**GIVEN INSTRUCTION:** Repeat, without any change, the entries presented below.

########################################

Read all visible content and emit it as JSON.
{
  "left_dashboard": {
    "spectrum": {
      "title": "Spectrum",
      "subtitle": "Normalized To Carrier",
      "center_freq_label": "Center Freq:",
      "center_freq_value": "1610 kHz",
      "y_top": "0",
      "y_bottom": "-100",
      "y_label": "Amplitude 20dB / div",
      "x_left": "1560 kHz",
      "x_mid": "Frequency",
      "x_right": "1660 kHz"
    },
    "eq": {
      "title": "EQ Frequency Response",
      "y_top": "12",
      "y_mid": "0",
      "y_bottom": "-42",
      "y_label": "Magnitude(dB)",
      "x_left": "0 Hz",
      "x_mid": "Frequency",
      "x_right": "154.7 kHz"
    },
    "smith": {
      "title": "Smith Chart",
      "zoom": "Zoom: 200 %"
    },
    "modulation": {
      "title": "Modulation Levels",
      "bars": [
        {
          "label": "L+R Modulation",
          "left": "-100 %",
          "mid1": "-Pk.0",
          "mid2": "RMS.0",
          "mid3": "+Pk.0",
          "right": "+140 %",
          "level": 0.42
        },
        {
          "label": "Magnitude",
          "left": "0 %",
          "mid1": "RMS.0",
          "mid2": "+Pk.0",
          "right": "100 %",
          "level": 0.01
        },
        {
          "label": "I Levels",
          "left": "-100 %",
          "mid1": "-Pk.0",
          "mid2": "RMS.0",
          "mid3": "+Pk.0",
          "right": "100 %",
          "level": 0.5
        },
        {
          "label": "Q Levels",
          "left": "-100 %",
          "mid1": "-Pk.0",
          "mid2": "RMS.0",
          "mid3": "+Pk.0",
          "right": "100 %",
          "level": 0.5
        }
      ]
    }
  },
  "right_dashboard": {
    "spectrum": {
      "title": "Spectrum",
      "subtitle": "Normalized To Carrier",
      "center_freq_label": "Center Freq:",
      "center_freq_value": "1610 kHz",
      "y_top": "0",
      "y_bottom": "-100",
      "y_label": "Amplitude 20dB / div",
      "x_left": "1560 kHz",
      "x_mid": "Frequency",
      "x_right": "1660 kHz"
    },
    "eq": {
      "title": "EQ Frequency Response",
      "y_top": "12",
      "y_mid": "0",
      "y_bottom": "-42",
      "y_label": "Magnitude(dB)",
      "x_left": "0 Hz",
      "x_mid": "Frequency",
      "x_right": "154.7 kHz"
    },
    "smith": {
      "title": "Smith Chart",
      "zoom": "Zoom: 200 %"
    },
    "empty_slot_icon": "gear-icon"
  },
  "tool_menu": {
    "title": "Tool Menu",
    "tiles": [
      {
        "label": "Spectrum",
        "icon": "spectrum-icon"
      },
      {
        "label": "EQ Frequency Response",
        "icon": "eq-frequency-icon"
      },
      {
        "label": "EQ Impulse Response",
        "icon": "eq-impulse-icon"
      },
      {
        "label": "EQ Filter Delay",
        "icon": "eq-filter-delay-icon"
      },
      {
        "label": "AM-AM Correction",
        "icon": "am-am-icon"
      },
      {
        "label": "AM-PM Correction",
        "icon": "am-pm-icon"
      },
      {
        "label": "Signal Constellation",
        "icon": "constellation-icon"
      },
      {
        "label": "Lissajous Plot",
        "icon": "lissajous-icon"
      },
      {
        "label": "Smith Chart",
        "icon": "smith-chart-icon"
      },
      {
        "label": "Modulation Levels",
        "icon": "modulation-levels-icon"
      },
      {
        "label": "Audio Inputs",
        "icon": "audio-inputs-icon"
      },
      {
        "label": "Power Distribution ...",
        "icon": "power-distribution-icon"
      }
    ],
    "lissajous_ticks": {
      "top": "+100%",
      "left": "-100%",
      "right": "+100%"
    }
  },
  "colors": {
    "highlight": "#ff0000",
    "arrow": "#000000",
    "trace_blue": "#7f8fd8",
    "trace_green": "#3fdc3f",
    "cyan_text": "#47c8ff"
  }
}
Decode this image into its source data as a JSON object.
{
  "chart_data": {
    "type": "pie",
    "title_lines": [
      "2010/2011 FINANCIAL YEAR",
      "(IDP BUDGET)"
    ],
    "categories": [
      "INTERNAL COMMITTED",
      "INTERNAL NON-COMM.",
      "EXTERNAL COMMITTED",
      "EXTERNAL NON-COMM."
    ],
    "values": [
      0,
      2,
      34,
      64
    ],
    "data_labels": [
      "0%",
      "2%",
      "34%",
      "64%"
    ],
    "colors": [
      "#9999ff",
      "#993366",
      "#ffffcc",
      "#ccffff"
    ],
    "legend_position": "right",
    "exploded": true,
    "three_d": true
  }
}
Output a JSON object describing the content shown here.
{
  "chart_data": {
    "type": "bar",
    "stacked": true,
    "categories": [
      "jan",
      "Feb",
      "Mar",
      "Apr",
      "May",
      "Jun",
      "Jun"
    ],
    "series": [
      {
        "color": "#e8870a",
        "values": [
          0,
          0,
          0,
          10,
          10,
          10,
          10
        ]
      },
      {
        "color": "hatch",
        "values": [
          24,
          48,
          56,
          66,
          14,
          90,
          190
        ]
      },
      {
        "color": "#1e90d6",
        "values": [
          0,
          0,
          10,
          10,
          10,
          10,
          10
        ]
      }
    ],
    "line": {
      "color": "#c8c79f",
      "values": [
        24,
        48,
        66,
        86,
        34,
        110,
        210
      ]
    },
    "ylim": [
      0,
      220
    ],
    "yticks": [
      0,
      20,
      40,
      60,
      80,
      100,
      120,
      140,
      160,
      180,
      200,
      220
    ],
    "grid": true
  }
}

########################################

**FINISHED EXERCISE:**
Read all visible content and emit it as JSON.
{
  "left_dashboard": {
    "spectrum": {
      "title": "Spectrum",
      "subtitle": "Normalized To Carrier",
      "center_freq_label": "Center Freq:",
      "center_freq_value": "1610 kHz",
      "y_top": "0",
      "y_bottom": "-100",
      "y_label": "Amplitude 20dB / div",
      "x_left": "1560 kHz",
      "x_mid": "Frequency",
      "x_right": "1660 kHz"
    },
    "eq": {
      "title": "EQ Frequency Response",
      "y_top": "12",
      "y_mid": "0",
      "y_bottom": "-42",
      "y_label": "Magnitude(dB)",
      "x_left": "0 Hz",
      "x_mid": "Frequency",
      "x_right": "154.7 kHz"
    },
    "smith": {
      "title": "Smith Chart",
      "zoom": "Zoom: 200 %"
    },
    "modulation": {
      "title": "Modulation Levels",
      "bars": [
        {
          "label": "L+R Modulation",
          "left": "-100 %",
          "mid1": "-Pk.0",
          "mid2": "RMS.0",
          "mid3": "+Pk.0",
          "right": "+140 %",
          "level": 0.42
        },
        {
          "label": "Magnitude",
          "left": "0 %",
          "mid1": "RMS.0",
          "mid2": "+Pk.0",
          "right": "100 %",
          "level": 0.01
        },
        {
          "label": "I Levels",
          "left": "-100 %",
          "mid1": "-Pk.0",
          "mid2": "RMS.0",
          "mid3": "+Pk.0",
          "right": "100 %",
          "level": 0.5
        },
        {
          "label": "Q Levels",
          "left": "-100 %",
          "mid1": "-Pk.0",
          "mid2": "RMS.0",
          "mid3": "+Pk.0",
          "right": "100 %",
          "level": 0.5
        }
      ]
    }
  },
  "right_dashboard": {
    "spectrum": {
      "title": "Spectrum",
      "subtitle": "Normalized To Carrier",
      "center_freq_label": "Center Freq:",
      "center_freq_value": "1610 kHz",
      "y_top": "0",
      "y_bottom": "-100",
      "y_label": "Amplitude 20dB / div",
      "x_left": "1560 kHz",
      "x_mid": "Frequency",
      "x_right": "1660 kHz"
    },
    "eq": {
      "title": "EQ Frequency Response",
      "y_top": "12",
      "y_mid": "0",
      "y_bottom": "-42",
      "y_label": "Magnitude(dB)",
      "x_left": "0 Hz",
      "x_mid": "Frequency",
      "x_right": "154.7 kHz"
    },
    "smith": {
      "title": "Smith Chart",
      "zoom": "Zoom: 200 %"
    },
    "empty_slot_icon": "gear-icon"
  },
  "tool_menu": {
    "title": "Tool Menu",
    "tiles": [
      {
        "label": "Spectrum",
        "icon": "spectrum-icon"
      },
      {
        "label": "EQ Frequency Response",
        "icon": "eq-frequency-icon"
      },
      {
        "label": "EQ Impulse Response",
        "icon": "eq-impulse-icon"
      },
      {
        "label": "EQ Filter Delay",
        "icon": "eq-filter-delay-icon"
      },
      {
        "label": "AM-AM Correction",
        "icon": "am-am-icon"
      },
      {
        "label": "AM-PM Correction",
        "icon": "am-pm-icon"
      },
      {
        "label": "Signal Constellation",
        "icon": "constellation-icon"
      },
      {
        "label": "Lissajous Plot",
        "icon": "lissajous-icon"
      },
      {
        "label": "Smith Chart",
        "icon": "smith-chart-icon"
      },
      {
        "label": "Modulation Levels",
        "icon": "modulation-levels-icon"
      },
      {
        "label": "Audio Inputs",
        "icon": "audio-inputs-icon"
      },
      {
        "label": "Power Distribution ...",
        "icon": "power-distribution-icon"
      }
    ],
    "lissajous_ticks": {
      "top": "+100%",
      "left": "-100%",
      "right": "+100%"
    }
  },
  "colors": {
    "highlight": "#ff0000",
    "arrow": "#000000",
    "trace_blue": "#7f8fd8",
    "trace_green": "#3fdc3f",
    "cyan_text": "#47c8ff"
  }
}
Decode this image into its source data as a JSON object.
{
  "chart_data": {
    "type": "pie",
    "title_lines": [
      "2010/2011 FINANCIAL YEAR",
      "(IDP BUDGET)"
    ],
    "categories": [
      "INTERNAL COMMITTED",
      "INTERNAL NON-COMM.",
      "EXTERNAL COMMITTED",
      "EXTERNAL NON-COMM."
    ],
    "values": [
      0,
      2,
      34,
      64
    ],
    "data_labels": [
      "0%",
      "2%",
      "34%",
      "64%"
    ],
    "colors": [
      "#9999ff",
      "#993366",
      "#ffffcc",
      "#ccffff"
    ],
    "legend_position": "right",
    "exploded": true,
    "three_d": true
  }
}
Output a JSON object describing the content shown here.
{
  "chart_data": {
    "type": "bar",
    "stacked": true,
    "categories": [
      "jan",
      "Feb",
      "Mar",
      "Apr",
      "May",
      "Jun",
      "Jun"
    ],
    "series": [
      {
        "color": "#e8870a",
        "values": [
          0,
          0,
          0,
          10,
          10,
          10,
          10
        ]
      },
      {
        "color": "hatch",
        "values": [
          24,
          48,
          56,
          66,
          14,
          90,
          190
        ]
      },
      {
        "color": "#1e90d6",
        "values": [
          0,
          0,
          10,
          10,
          10,
          10,
          10
        ]
      }
    ],
    "line": {
      "color": "#c8c79f",
      "values": [
        24,
        48,
        66,
        86,
        34,
        110,
        210
      ]
    },
    "ylim": [
      0,
      220
    ],
    "yticks": [
      0,
      20,
      40,
      60,
      80,
      100,
      120,
      140,
      160,
      180,
      200,
      220
    ],
    "grid": true
  }
}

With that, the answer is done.